*INSTRUCTIONS FOR THE TASK*. Transcribe every entry word for word, leaving out all images.

(Extracted records)

:::

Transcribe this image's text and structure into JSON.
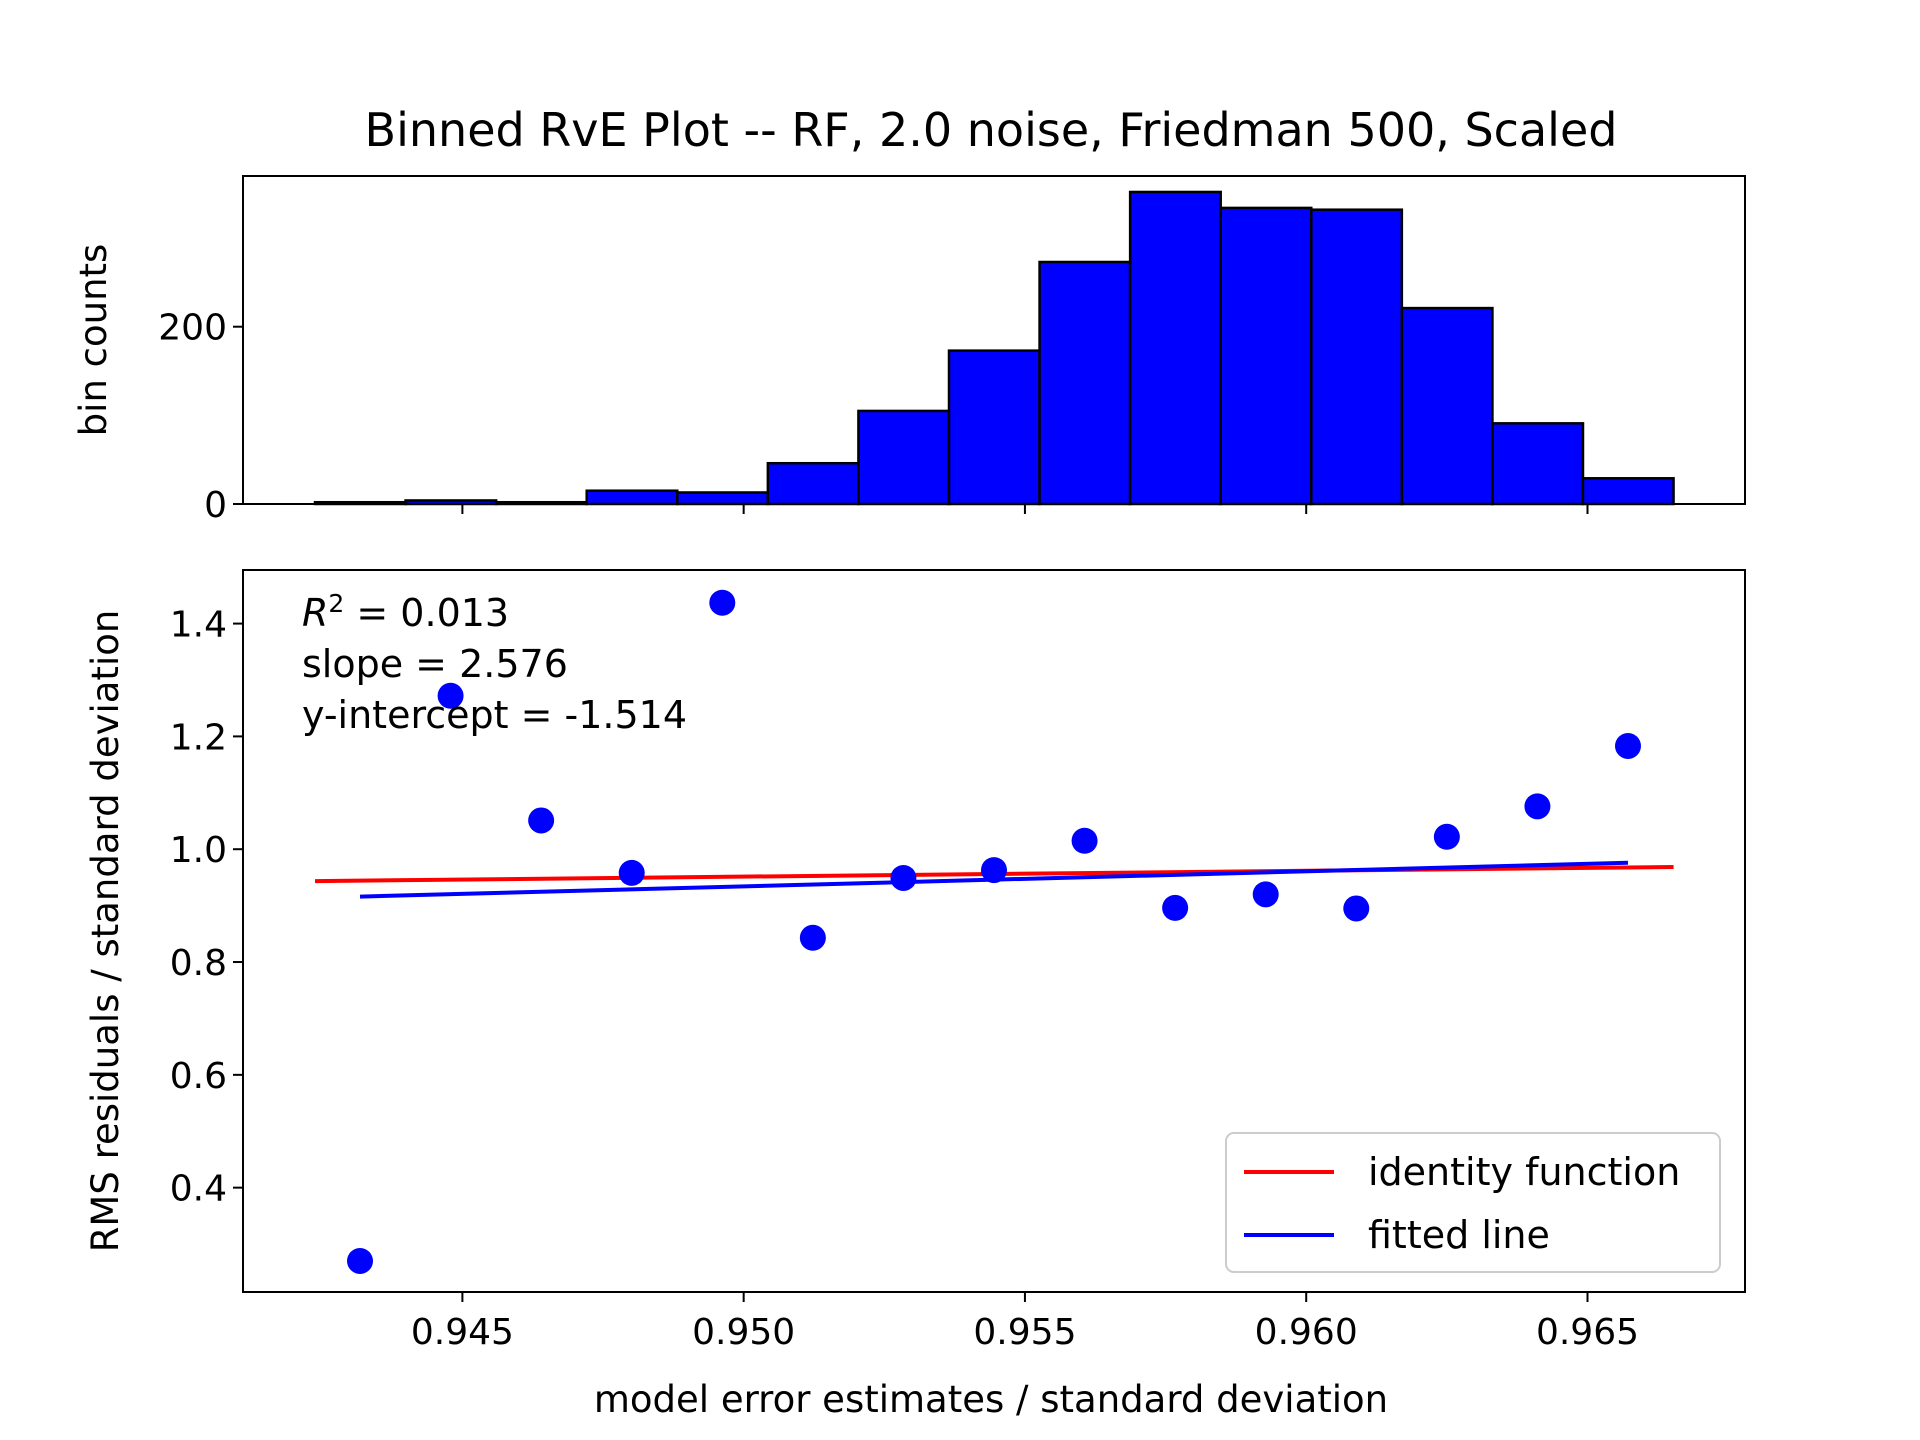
{
  "figure": {
    "title": "Binned RvE Plot -- RF, 2.0 noise, Friedman 500, Scaled"
  },
  "chart_data": [
    {
      "type": "bar",
      "panel": "top",
      "ylabel": "bin counts",
      "xlim": [
        0.9411,
        0.9678
      ],
      "ylim": [
        0,
        370
      ],
      "yticks": [
        0,
        200
      ],
      "bar_color": "#0000ff",
      "edge_color": "#000000",
      "bin_edges": [
        0.94238,
        0.94399,
        0.9456,
        0.94721,
        0.94882,
        0.95043,
        0.95204,
        0.95365,
        0.95526,
        0.95687,
        0.95848,
        0.96009,
        0.9617,
        0.96331,
        0.96492,
        0.96653
      ],
      "values": [
        2,
        4,
        2,
        15,
        13,
        46,
        105,
        173,
        273,
        352,
        334,
        332,
        221,
        91,
        29
      ]
    },
    {
      "type": "scatter",
      "panel": "bottom",
      "xlabel": "model error estimates / standard deviation",
      "ylabel": "RMS residuals / standard deviation",
      "xlim": [
        0.9411,
        0.9678
      ],
      "ylim": [
        0.215,
        1.495
      ],
      "xticks": [
        "0.945",
        "0.950",
        "0.955",
        "0.960",
        "0.965"
      ],
      "yticks": [
        "0.4",
        "0.6",
        "0.8",
        "1.0",
        "1.2",
        "1.4"
      ],
      "points": {
        "color": "#0000ff",
        "x": [
          0.94318,
          0.94479,
          0.9464,
          0.94801,
          0.94962,
          0.95123,
          0.95284,
          0.95445,
          0.95606,
          0.95767,
          0.95928,
          0.96089,
          0.9625,
          0.96411,
          0.96572
        ],
        "y": [
          0.27,
          1.272,
          1.051,
          0.958,
          1.437,
          0.843,
          0.949,
          0.963,
          1.015,
          0.896,
          0.92,
          0.895,
          1.022,
          1.076,
          1.183
        ]
      },
      "series": [
        {
          "name": "identity function",
          "color": "#ff0000",
          "x": [
            0.94238,
            0.96653
          ],
          "y": [
            0.9435,
            0.9685
          ]
        },
        {
          "name": "fitted line",
          "color": "#0000ff",
          "x": [
            0.94318,
            0.96572
          ],
          "y": [
            0.916,
            0.976
          ]
        }
      ],
      "annotations": {
        "r2_label": "R",
        "r2_sup": "2",
        "r2_value": " = 0.013",
        "slope": "slope = 2.576",
        "intercept": "y-intercept = -1.514"
      },
      "legend": {
        "position": "lower-right"
      }
    }
  ]
}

:::

*FULL SOLUTION*.
Transcribe this image's text and structure into JSON.
{
  "figure": {
    "title": "Binned RvE Plot -- RF, 2.0 noise, Friedman 500, Scaled"
  },
  "chart_data": [
    {
      "type": "bar",
      "panel": "top",
      "ylabel": "bin counts",
      "xlim": [
        0.9411,
        0.9678
      ],
      "ylim": [
        0,
        370
      ],
      "yticks": [
        0,
        200
      ],
      "bar_color": "#0000ff",
      "edge_color": "#000000",
      "bin_edges": [
        0.94238,
        0.94399,
        0.9456,
        0.94721,
        0.94882,
        0.95043,
        0.95204,
        0.95365,
        0.95526,
        0.95687,
        0.95848,
        0.96009,
        0.9617,
        0.96331,
        0.96492,
        0.96653
      ],
      "values": [
        2,
        4,
        2,
        15,
        13,
        46,
        105,
        173,
        273,
        352,
        334,
        332,
        221,
        91,
        29
      ]
    },
    {
      "type": "scatter",
      "panel": "bottom",
      "xlabel": "model error estimates / standard deviation",
      "ylabel": "RMS residuals / standard deviation",
      "xlim": [
        0.9411,
        0.9678
      ],
      "ylim": [
        0.215,
        1.495
      ],
      "xticks": [
        "0.945",
        "0.950",
        "0.955",
        "0.960",
        "0.965"
      ],
      "yticks": [
        "0.4",
        "0.6",
        "0.8",
        "1.0",
        "1.2",
        "1.4"
      ],
      "points": {
        "color": "#0000ff",
        "x": [
          0.94318,
          0.94479,
          0.9464,
          0.94801,
          0.94962,
          0.95123,
          0.95284,
          0.95445,
          0.95606,
          0.95767,
          0.95928,
          0.96089,
          0.9625,
          0.96411,
          0.96572
        ],
        "y": [
          0.27,
          1.272,
          1.051,
          0.958,
          1.437,
          0.843,
          0.949,
          0.963,
          1.015,
          0.896,
          0.92,
          0.895,
          1.022,
          1.076,
          1.183
        ]
      },
      "series": [
        {
          "name": "identity function",
          "color": "#ff0000",
          "x": [
            0.94238,
            0.96653
          ],
          "y": [
            0.9435,
            0.9685
          ]
        },
        {
          "name": "fitted line",
          "color": "#0000ff",
          "x": [
            0.94318,
            0.96572
          ],
          "y": [
            0.916,
            0.976
          ]
        }
      ],
      "annotations": {
        "r2_label": "R",
        "r2_sup": "2",
        "r2_value": " = 0.013",
        "slope": "slope = 2.576",
        "intercept": "y-intercept = -1.514"
      },
      "legend": {
        "position": "lower-right"
      }
    }
  ]
}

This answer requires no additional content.